Written request:
Reproduce every line of the listing as written, apart from the pictures.

--- START Data entries ---

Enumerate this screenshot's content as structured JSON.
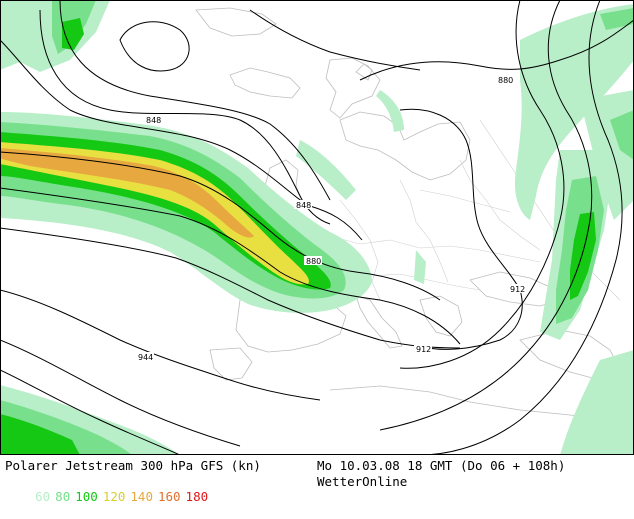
{
  "map": {
    "contour_labels": [
      "848",
      "848",
      "880",
      "880",
      "912",
      "912",
      "944"
    ],
    "legend_speeds": [
      "60",
      "80",
      "100",
      "120",
      "140",
      "160",
      "180"
    ],
    "speed_colors": {
      "60": "#b8eec8",
      "80": "#78e08c",
      "100": "#14c814",
      "120": "#e8e040",
      "140": "#e8a840",
      "160": "#e07030",
      "180": "#e01818"
    }
  },
  "footer": {
    "title": "Polarer Jetstream 300 hPa GFS (kn)",
    "datetime": "Mo 10.03.08 18 GMT (Do 06 + 108h)",
    "source": "WetterOnline"
  }
}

--- END Data entries ---

Result for this exercise:
Enumerate this screenshot's content as structured JSON.
{
  "map": {
    "contour_labels": [
      "848",
      "848",
      "880",
      "880",
      "912",
      "912",
      "944"
    ],
    "legend_speeds": [
      "60",
      "80",
      "100",
      "120",
      "140",
      "160",
      "180"
    ],
    "speed_colors": {
      "60": "#b8eec8",
      "80": "#78e08c",
      "100": "#14c814",
      "120": "#e8e040",
      "140": "#e8a840",
      "160": "#e07030",
      "180": "#e01818"
    }
  },
  "footer": {
    "title": "Polarer Jetstream 300 hPa GFS (kn)",
    "datetime": "Mo 10.03.08 18 GMT (Do 06 + 108h)",
    "source": "WetterOnline"
  }
}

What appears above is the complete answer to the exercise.